→ Stored records:
-- Begin --
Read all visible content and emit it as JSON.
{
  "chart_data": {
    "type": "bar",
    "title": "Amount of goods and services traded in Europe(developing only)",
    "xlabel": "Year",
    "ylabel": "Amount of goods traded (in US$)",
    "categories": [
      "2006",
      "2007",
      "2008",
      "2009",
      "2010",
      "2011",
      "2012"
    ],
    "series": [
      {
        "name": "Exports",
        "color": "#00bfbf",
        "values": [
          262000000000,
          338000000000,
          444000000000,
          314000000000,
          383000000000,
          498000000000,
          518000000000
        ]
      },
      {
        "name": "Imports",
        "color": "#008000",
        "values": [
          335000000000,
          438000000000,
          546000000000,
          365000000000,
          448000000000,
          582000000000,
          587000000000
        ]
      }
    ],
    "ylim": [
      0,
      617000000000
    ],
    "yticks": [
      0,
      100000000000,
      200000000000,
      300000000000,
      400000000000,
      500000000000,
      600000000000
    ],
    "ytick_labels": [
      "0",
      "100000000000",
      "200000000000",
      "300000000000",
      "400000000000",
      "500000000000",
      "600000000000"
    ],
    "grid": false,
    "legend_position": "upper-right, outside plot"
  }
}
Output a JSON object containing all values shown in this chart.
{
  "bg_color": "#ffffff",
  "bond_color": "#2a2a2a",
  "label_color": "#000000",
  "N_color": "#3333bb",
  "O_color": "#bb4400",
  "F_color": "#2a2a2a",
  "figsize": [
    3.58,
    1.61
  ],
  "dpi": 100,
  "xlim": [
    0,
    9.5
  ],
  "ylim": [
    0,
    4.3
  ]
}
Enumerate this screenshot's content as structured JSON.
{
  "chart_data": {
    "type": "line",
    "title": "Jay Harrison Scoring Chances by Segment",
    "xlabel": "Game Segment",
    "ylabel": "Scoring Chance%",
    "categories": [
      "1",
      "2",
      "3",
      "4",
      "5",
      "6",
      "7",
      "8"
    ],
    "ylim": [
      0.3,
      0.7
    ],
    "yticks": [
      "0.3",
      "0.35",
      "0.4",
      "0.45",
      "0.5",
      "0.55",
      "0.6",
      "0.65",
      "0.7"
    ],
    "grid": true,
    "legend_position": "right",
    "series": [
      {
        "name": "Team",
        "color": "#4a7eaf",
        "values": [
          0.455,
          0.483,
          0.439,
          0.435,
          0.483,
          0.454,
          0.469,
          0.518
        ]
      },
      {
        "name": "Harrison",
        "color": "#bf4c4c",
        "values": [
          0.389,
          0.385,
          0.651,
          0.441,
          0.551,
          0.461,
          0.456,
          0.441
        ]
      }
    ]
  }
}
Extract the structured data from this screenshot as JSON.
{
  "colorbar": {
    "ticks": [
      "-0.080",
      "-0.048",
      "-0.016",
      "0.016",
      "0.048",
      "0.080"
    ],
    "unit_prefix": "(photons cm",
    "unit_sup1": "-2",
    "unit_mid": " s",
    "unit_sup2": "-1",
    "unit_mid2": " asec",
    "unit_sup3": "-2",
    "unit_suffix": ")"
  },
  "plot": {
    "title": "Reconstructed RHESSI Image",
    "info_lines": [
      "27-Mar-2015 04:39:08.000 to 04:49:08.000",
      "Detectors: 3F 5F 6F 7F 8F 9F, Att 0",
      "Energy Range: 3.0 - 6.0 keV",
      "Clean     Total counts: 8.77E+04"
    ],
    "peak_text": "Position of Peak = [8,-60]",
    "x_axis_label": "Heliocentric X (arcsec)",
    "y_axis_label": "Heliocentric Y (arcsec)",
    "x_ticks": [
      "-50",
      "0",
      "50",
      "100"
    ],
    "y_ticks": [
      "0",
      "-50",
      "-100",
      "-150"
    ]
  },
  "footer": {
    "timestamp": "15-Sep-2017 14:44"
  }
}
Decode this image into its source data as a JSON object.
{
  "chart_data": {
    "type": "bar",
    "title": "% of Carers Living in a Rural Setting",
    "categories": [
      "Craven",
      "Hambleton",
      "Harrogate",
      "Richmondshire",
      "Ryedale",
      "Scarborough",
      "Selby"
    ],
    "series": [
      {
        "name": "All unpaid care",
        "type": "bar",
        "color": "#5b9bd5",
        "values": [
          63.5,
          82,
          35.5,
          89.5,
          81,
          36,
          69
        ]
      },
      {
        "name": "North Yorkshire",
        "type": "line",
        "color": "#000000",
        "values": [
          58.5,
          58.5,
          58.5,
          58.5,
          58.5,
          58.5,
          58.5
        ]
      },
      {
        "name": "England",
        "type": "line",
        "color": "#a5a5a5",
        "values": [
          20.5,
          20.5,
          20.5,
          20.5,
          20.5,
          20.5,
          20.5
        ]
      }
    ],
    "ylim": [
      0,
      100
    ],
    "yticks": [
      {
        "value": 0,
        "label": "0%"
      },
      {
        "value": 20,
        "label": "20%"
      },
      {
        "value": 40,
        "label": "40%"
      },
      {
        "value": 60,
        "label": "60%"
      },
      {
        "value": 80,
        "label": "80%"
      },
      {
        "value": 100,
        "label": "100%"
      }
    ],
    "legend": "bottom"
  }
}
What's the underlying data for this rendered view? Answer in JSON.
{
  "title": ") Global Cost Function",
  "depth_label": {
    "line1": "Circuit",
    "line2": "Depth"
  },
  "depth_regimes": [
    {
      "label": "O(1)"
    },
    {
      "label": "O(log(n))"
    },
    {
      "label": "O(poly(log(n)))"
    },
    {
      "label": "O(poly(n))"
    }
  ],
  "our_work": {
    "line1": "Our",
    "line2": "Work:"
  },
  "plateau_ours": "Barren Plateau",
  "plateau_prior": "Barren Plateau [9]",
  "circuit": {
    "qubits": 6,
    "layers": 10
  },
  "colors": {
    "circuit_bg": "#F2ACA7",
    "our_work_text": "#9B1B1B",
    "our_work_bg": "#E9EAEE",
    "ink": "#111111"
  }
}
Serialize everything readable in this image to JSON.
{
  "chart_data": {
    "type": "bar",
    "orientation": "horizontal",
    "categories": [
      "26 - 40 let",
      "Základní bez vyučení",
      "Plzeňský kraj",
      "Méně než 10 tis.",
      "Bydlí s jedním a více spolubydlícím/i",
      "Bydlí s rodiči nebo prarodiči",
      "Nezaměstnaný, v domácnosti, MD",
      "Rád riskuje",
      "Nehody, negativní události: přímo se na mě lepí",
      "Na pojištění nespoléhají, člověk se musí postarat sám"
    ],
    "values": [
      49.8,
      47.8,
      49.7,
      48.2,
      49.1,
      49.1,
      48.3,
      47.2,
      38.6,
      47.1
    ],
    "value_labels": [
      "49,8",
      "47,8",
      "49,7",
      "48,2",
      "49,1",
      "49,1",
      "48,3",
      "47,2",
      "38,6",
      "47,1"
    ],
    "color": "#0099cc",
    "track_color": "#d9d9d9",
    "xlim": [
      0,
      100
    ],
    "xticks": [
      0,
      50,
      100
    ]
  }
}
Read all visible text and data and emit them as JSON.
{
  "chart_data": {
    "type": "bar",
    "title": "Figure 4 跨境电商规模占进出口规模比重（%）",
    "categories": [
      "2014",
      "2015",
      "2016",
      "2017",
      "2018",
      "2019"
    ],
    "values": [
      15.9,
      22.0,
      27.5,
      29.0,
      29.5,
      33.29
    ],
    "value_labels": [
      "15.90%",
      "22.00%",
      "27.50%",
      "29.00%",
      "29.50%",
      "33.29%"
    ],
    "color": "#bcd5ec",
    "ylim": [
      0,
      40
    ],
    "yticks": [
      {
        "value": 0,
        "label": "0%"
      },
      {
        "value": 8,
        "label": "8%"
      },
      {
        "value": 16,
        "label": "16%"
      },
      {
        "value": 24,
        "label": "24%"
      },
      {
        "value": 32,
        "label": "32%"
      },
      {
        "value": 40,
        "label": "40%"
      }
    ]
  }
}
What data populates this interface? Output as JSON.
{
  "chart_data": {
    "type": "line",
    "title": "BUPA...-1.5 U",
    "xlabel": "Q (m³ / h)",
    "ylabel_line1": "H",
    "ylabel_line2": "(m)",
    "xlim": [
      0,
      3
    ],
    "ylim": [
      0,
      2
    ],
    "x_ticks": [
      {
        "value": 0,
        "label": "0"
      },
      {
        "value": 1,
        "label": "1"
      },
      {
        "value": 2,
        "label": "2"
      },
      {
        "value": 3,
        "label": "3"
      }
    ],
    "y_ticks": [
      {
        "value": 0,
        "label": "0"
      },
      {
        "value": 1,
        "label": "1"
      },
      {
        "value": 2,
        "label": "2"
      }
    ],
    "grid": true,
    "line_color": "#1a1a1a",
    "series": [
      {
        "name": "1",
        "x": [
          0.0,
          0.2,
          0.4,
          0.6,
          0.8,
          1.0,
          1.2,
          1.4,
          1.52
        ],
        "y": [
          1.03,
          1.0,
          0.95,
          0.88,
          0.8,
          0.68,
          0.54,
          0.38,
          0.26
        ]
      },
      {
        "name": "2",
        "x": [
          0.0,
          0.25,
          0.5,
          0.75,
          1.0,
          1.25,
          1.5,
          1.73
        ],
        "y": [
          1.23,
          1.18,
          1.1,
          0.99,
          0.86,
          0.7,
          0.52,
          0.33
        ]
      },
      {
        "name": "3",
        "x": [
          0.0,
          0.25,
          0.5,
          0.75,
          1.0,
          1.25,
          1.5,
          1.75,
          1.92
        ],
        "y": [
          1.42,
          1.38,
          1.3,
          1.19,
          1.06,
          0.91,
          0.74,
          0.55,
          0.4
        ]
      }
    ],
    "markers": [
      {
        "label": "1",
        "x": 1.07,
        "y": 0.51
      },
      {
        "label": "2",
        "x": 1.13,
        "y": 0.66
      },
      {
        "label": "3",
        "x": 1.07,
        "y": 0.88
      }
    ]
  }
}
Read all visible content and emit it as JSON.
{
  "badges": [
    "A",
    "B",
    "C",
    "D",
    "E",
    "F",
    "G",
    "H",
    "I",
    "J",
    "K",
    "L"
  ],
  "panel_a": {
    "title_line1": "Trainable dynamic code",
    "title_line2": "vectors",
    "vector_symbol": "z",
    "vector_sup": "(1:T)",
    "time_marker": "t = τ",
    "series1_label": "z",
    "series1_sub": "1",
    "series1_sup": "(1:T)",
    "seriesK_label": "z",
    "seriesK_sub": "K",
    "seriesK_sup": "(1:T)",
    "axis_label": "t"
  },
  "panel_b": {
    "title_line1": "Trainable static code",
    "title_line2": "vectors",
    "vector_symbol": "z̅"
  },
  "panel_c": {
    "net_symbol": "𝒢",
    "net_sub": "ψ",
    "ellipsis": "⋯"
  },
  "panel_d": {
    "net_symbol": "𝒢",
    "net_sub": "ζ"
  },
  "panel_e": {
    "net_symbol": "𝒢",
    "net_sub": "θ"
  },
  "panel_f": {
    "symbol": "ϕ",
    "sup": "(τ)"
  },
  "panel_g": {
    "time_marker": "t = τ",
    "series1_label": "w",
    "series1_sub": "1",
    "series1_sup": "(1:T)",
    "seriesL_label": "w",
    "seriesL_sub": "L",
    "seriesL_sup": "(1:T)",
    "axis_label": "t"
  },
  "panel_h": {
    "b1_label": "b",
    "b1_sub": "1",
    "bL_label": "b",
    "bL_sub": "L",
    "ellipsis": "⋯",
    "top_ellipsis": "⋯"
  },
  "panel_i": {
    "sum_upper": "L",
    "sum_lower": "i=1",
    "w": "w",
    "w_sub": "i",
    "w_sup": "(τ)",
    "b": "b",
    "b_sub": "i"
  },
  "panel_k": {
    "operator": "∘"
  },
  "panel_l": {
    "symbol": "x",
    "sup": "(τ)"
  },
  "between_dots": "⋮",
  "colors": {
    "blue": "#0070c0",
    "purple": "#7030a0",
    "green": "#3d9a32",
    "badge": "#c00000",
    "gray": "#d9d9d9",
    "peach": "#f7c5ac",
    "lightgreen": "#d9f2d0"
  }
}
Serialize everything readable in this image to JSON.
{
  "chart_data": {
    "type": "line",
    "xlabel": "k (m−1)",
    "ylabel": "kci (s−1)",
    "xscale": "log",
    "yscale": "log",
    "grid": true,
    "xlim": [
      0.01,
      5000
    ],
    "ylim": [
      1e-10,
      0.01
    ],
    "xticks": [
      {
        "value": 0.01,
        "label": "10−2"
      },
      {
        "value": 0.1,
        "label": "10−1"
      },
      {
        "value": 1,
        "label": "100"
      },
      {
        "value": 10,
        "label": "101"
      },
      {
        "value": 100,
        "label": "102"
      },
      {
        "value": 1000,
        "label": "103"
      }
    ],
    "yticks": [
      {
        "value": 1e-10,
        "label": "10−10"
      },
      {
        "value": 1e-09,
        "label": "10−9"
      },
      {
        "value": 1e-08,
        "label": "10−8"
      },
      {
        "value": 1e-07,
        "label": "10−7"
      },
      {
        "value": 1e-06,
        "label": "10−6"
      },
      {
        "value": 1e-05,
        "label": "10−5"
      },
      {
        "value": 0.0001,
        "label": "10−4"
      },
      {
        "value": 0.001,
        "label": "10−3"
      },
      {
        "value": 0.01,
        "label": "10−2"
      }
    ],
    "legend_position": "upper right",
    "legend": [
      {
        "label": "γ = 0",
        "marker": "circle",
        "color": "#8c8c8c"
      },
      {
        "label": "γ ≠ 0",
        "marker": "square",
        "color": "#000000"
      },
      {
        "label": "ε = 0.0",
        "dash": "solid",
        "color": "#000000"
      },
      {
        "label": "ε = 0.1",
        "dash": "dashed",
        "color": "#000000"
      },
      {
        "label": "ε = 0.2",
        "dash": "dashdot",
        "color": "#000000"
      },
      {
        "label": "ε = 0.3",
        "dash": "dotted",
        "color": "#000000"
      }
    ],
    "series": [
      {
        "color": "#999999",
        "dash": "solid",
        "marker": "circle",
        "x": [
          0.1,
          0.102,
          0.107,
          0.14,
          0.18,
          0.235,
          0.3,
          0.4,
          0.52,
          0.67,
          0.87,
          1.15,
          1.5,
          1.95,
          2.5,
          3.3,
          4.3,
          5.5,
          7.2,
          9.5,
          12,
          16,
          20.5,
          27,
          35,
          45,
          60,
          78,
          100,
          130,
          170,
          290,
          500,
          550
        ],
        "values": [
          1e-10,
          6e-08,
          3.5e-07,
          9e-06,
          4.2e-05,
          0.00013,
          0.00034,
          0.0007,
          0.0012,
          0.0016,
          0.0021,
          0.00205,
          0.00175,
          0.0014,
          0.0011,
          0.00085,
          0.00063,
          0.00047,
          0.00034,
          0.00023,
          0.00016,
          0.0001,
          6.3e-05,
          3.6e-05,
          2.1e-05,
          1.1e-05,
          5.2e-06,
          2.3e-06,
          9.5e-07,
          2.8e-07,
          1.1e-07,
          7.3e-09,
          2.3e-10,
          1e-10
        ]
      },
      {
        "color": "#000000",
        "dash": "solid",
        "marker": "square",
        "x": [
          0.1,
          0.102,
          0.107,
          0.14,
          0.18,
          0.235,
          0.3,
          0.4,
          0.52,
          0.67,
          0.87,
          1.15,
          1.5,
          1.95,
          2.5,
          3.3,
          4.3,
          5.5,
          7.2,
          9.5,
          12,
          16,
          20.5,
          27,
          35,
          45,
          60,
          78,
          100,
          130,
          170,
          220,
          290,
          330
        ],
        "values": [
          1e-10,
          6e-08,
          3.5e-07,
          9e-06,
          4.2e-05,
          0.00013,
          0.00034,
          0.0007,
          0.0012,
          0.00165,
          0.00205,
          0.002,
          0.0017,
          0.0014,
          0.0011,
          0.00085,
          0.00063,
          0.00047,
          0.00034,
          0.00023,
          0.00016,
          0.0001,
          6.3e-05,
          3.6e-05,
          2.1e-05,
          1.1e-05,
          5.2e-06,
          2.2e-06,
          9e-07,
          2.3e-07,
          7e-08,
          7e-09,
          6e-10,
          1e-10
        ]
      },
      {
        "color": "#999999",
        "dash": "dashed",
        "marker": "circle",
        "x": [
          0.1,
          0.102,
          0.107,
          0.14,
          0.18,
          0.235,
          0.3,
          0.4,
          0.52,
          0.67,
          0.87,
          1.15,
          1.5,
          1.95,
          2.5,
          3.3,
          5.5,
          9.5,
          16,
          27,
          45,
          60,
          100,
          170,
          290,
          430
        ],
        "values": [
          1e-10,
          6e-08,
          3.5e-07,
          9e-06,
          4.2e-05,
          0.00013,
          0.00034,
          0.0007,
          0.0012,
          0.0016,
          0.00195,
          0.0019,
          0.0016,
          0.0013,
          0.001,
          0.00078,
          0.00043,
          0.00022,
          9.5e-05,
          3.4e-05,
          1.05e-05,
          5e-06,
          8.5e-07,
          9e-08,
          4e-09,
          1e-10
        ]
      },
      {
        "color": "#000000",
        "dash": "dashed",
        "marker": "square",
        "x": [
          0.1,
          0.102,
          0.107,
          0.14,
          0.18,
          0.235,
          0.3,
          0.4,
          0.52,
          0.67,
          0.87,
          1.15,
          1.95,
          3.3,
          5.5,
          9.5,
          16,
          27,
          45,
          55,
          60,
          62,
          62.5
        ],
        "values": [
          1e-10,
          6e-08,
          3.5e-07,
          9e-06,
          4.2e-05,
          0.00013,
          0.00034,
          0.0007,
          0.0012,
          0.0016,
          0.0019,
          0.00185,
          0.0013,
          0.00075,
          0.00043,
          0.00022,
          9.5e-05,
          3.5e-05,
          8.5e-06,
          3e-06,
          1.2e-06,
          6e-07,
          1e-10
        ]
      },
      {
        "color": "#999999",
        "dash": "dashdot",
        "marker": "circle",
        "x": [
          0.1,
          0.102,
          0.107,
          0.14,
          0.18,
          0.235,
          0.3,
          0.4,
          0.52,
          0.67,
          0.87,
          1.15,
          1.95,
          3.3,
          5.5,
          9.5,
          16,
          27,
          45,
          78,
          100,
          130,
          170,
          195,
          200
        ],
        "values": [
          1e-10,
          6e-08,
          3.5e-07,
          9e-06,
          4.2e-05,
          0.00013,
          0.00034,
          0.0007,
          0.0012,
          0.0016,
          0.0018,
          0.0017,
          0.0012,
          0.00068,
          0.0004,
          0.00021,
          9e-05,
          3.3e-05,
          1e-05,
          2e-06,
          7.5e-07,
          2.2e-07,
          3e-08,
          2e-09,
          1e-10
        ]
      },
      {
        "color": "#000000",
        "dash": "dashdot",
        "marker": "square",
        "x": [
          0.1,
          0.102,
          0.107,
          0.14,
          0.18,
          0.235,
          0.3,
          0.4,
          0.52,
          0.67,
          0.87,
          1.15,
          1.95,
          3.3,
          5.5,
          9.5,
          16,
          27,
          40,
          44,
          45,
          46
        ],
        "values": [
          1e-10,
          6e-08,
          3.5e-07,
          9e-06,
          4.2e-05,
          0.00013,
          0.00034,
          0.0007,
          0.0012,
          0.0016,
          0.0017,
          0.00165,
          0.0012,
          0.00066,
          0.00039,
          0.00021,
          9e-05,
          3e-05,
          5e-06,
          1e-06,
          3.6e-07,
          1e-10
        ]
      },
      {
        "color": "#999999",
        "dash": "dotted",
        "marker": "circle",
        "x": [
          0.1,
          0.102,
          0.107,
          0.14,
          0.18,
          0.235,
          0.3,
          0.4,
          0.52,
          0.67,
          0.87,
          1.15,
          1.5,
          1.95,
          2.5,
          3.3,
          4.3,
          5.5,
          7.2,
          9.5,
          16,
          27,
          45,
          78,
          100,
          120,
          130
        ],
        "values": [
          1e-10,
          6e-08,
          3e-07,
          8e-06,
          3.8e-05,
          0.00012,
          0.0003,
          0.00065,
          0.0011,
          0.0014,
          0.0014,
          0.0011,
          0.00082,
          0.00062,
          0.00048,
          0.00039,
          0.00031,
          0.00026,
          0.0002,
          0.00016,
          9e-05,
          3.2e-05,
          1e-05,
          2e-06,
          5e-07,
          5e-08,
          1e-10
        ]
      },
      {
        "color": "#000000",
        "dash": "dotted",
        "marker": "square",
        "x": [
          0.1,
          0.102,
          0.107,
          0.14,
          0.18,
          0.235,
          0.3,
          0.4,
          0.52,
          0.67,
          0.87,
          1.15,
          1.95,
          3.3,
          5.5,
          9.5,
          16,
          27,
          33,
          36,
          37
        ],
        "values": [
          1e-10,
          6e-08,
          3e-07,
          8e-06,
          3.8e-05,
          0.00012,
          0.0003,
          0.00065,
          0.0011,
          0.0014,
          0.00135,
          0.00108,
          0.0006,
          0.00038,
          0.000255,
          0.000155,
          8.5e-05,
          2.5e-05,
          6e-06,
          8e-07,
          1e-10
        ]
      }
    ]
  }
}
-- End --
In the material above, find each line that contains the word "Harrison", and select it.

    "title": "Jay Harrison Scoring Chances by Segment",
        "name": "Harrison",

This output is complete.